> _WHAT YOU HAVE TO DO_
Every line below that contains "baju" is to be copied.

> _DATA SECTION_
• • • • •

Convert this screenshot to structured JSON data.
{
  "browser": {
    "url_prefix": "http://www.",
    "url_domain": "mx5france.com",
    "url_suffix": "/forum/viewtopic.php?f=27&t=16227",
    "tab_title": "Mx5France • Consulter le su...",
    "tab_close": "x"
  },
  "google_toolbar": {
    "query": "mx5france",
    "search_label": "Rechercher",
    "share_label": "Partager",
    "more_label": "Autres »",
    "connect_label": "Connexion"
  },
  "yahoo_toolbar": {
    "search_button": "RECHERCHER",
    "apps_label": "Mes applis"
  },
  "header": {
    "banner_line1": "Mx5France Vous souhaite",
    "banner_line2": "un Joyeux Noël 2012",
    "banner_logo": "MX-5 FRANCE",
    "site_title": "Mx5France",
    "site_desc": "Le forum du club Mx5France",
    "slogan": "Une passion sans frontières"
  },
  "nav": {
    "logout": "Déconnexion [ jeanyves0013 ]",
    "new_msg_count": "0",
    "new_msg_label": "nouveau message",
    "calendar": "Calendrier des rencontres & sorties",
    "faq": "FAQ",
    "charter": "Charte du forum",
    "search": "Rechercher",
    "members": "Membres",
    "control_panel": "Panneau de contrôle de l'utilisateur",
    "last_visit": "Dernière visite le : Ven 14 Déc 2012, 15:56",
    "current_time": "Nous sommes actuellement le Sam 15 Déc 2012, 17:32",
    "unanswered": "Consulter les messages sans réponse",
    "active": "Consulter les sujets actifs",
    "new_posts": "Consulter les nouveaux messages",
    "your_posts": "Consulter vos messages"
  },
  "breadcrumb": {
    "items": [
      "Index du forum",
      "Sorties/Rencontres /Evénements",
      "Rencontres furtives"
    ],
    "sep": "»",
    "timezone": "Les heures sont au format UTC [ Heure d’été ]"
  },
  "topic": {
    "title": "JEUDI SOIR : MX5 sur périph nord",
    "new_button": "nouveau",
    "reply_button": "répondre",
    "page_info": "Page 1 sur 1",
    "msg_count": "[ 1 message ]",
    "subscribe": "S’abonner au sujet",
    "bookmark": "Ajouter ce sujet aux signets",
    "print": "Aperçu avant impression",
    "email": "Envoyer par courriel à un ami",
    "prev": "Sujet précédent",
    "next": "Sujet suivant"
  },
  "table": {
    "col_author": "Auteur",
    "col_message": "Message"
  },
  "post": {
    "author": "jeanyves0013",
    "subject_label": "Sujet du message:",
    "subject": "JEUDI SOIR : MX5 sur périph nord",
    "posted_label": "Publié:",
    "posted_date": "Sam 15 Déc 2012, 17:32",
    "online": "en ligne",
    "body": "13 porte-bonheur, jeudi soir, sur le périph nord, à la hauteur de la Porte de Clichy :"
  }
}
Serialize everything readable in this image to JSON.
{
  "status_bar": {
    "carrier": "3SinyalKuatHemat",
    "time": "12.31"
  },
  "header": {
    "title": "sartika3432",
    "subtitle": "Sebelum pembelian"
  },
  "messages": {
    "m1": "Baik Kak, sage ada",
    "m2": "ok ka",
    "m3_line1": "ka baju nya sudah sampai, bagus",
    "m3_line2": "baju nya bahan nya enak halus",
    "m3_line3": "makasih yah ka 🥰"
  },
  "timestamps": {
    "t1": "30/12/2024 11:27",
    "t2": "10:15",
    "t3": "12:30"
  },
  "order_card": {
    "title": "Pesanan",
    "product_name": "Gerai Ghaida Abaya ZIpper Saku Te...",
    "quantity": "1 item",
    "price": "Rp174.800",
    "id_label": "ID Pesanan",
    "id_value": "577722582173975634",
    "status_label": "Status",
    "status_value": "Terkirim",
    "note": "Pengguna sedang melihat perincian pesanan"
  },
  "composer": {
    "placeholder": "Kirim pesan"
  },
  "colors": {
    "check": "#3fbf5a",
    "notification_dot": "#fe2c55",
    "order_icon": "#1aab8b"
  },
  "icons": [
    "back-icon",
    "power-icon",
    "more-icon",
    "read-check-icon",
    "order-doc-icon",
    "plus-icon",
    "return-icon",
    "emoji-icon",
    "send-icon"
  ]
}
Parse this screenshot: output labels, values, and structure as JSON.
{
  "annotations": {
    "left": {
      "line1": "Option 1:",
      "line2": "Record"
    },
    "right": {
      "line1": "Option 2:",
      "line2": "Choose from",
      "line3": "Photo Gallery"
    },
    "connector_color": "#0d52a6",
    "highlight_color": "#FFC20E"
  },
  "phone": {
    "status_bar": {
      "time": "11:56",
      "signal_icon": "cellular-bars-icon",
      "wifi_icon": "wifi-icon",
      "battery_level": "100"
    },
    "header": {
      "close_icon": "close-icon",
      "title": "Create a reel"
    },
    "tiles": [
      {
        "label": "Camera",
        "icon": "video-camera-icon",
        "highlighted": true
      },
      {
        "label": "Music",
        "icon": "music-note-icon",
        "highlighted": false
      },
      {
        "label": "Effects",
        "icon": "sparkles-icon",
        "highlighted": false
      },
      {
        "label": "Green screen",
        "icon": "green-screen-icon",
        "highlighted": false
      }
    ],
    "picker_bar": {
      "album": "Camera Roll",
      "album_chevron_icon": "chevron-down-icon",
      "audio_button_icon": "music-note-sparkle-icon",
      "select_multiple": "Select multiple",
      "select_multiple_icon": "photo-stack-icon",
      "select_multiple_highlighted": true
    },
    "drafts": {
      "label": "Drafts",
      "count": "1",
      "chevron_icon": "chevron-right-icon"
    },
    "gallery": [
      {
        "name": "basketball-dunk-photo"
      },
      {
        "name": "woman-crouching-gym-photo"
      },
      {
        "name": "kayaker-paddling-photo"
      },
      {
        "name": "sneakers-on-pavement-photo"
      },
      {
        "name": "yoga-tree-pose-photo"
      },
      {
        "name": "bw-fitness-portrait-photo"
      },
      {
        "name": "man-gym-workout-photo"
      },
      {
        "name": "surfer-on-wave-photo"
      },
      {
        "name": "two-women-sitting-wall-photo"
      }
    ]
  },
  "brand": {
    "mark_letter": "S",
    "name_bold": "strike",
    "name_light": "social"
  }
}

• • • • •

> _CORRECT ANSWER_
    "m3_line1": "ka baju nya sudah sampai, bagus",
    "m3_line2": "baju nya bahan nya enak halus",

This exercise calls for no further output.